Stored dataset items
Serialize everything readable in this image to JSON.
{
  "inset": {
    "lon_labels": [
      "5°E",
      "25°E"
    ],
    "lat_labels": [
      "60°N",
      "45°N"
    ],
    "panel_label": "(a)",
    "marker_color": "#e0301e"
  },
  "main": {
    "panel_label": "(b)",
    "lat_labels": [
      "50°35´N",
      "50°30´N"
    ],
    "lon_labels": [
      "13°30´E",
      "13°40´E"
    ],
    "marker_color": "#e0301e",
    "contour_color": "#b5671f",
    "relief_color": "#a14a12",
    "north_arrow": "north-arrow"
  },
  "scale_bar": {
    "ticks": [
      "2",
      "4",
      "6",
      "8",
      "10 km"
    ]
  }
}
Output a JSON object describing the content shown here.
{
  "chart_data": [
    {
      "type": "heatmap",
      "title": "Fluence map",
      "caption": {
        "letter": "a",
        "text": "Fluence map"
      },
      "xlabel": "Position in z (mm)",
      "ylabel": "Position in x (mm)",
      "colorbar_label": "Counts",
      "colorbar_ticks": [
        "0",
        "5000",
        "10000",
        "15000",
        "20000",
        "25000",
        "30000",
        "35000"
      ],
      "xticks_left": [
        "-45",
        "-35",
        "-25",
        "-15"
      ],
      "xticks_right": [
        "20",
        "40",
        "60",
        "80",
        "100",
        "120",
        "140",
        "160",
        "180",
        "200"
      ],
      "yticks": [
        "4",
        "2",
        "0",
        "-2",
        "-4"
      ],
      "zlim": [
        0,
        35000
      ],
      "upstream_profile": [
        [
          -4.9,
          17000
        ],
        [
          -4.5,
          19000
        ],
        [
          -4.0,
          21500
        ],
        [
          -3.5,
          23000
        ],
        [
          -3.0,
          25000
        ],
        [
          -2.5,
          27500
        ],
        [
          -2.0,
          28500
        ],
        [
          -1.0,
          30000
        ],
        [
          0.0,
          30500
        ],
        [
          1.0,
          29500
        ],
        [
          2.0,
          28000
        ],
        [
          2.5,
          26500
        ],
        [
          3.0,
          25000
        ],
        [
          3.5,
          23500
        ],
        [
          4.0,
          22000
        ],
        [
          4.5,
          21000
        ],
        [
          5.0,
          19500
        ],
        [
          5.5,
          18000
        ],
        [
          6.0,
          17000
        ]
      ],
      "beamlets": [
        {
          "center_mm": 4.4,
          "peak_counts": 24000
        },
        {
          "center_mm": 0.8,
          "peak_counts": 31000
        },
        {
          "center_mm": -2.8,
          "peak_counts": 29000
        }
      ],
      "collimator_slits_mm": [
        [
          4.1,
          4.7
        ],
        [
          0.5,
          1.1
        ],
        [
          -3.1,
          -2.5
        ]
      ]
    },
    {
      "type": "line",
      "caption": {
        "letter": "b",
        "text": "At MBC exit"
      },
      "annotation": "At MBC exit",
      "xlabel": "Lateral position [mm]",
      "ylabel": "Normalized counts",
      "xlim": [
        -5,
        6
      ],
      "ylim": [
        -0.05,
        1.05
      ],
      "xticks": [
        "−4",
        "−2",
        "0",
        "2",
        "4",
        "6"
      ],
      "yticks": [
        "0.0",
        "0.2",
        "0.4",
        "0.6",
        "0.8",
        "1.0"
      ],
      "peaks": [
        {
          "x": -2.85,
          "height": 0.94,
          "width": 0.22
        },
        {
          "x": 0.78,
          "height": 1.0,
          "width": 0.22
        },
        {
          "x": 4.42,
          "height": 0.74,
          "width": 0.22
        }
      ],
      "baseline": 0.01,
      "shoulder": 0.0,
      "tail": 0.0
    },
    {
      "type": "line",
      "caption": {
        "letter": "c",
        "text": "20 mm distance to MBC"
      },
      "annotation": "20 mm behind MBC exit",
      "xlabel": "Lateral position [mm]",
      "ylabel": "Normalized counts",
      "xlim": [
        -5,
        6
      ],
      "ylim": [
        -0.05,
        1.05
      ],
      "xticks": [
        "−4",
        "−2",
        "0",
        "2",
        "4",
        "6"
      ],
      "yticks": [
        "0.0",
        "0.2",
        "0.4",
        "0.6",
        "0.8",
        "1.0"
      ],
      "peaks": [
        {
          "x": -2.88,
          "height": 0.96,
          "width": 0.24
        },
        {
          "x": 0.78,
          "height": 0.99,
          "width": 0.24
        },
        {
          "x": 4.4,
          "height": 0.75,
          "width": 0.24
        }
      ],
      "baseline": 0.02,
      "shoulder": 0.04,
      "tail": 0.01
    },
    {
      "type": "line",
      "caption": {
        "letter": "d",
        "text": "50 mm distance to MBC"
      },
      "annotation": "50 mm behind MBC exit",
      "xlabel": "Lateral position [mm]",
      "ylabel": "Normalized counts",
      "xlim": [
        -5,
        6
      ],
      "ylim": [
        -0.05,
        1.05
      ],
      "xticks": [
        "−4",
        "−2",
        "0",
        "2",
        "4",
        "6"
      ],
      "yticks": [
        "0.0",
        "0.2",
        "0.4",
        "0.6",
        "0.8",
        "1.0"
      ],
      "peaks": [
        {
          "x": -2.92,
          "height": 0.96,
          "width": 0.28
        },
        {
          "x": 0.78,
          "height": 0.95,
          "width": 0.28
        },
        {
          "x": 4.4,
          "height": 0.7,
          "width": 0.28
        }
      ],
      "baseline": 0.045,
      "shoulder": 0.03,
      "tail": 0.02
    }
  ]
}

- **Exercise instructions**
Copy every record exactly, with nothing added or dropped.

- **Output for this task**
Serialize everything readable in this image to JSON.
{
  "inset": {
    "lon_labels": [
      "5°E",
      "25°E"
    ],
    "lat_labels": [
      "60°N",
      "45°N"
    ],
    "panel_label": "(a)",
    "marker_color": "#e0301e"
  },
  "main": {
    "panel_label": "(b)",
    "lat_labels": [
      "50°35´N",
      "50°30´N"
    ],
    "lon_labels": [
      "13°30´E",
      "13°40´E"
    ],
    "marker_color": "#e0301e",
    "contour_color": "#b5671f",
    "relief_color": "#a14a12",
    "north_arrow": "north-arrow"
  },
  "scale_bar": {
    "ticks": [
      "2",
      "4",
      "6",
      "8",
      "10 km"
    ]
  }
}
Output a JSON object describing the content shown here.
{
  "chart_data": [
    {
      "type": "heatmap",
      "title": "Fluence map",
      "caption": {
        "letter": "a",
        "text": "Fluence map"
      },
      "xlabel": "Position in z (mm)",
      "ylabel": "Position in x (mm)",
      "colorbar_label": "Counts",
      "colorbar_ticks": [
        "0",
        "5000",
        "10000",
        "15000",
        "20000",
        "25000",
        "30000",
        "35000"
      ],
      "xticks_left": [
        "-45",
        "-35",
        "-25",
        "-15"
      ],
      "xticks_right": [
        "20",
        "40",
        "60",
        "80",
        "100",
        "120",
        "140",
        "160",
        "180",
        "200"
      ],
      "yticks": [
        "4",
        "2",
        "0",
        "-2",
        "-4"
      ],
      "zlim": [
        0,
        35000
      ],
      "upstream_profile": [
        [
          -4.9,
          17000
        ],
        [
          -4.5,
          19000
        ],
        [
          -4.0,
          21500
        ],
        [
          -3.5,
          23000
        ],
        [
          -3.0,
          25000
        ],
        [
          -2.5,
          27500
        ],
        [
          -2.0,
          28500
        ],
        [
          -1.0,
          30000
        ],
        [
          0.0,
          30500
        ],
        [
          1.0,
          29500
        ],
        [
          2.0,
          28000
        ],
        [
          2.5,
          26500
        ],
        [
          3.0,
          25000
        ],
        [
          3.5,
          23500
        ],
        [
          4.0,
          22000
        ],
        [
          4.5,
          21000
        ],
        [
          5.0,
          19500
        ],
        [
          5.5,
          18000
        ],
        [
          6.0,
          17000
        ]
      ],
      "beamlets": [
        {
          "center_mm": 4.4,
          "peak_counts": 24000
        },
        {
          "center_mm": 0.8,
          "peak_counts": 31000
        },
        {
          "center_mm": -2.8,
          "peak_counts": 29000
        }
      ],
      "collimator_slits_mm": [
        [
          4.1,
          4.7
        ],
        [
          0.5,
          1.1
        ],
        [
          -3.1,
          -2.5
        ]
      ]
    },
    {
      "type": "line",
      "caption": {
        "letter": "b",
        "text": "At MBC exit"
      },
      "annotation": "At MBC exit",
      "xlabel": "Lateral position [mm]",
      "ylabel": "Normalized counts",
      "xlim": [
        -5,
        6
      ],
      "ylim": [
        -0.05,
        1.05
      ],
      "xticks": [
        "−4",
        "−2",
        "0",
        "2",
        "4",
        "6"
      ],
      "yticks": [
        "0.0",
        "0.2",
        "0.4",
        "0.6",
        "0.8",
        "1.0"
      ],
      "peaks": [
        {
          "x": -2.85,
          "height": 0.94,
          "width": 0.22
        },
        {
          "x": 0.78,
          "height": 1.0,
          "width": 0.22
        },
        {
          "x": 4.42,
          "height": 0.74,
          "width": 0.22
        }
      ],
      "baseline": 0.01,
      "shoulder": 0.0,
      "tail": 0.0
    },
    {
      "type": "line",
      "caption": {
        "letter": "c",
        "text": "20 mm distance to MBC"
      },
      "annotation": "20 mm behind MBC exit",
      "xlabel": "Lateral position [mm]",
      "ylabel": "Normalized counts",
      "xlim": [
        -5,
        6
      ],
      "ylim": [
        -0.05,
        1.05
      ],
      "xticks": [
        "−4",
        "−2",
        "0",
        "2",
        "4",
        "6"
      ],
      "yticks": [
        "0.0",
        "0.2",
        "0.4",
        "0.6",
        "0.8",
        "1.0"
      ],
      "peaks": [
        {
          "x": -2.88,
          "height": 0.96,
          "width": 0.24
        },
        {
          "x": 0.78,
          "height": 0.99,
          "width": 0.24
        },
        {
          "x": 4.4,
          "height": 0.75,
          "width": 0.24
        }
      ],
      "baseline": 0.02,
      "shoulder": 0.04,
      "tail": 0.01
    },
    {
      "type": "line",
      "caption": {
        "letter": "d",
        "text": "50 mm distance to MBC"
      },
      "annotation": "50 mm behind MBC exit",
      "xlabel": "Lateral position [mm]",
      "ylabel": "Normalized counts",
      "xlim": [
        -5,
        6
      ],
      "ylim": [
        -0.05,
        1.05
      ],
      "xticks": [
        "−4",
        "−2",
        "0",
        "2",
        "4",
        "6"
      ],
      "yticks": [
        "0.0",
        "0.2",
        "0.4",
        "0.6",
        "0.8",
        "1.0"
      ],
      "peaks": [
        {
          "x": -2.92,
          "height": 0.96,
          "width": 0.28
        },
        {
          "x": 0.78,
          "height": 0.95,
          "width": 0.28
        },
        {
          "x": 4.4,
          "height": 0.7,
          "width": 0.28
        }
      ],
      "baseline": 0.045,
      "shoulder": 0.03,
      "tail": 0.02
    }
  ]
}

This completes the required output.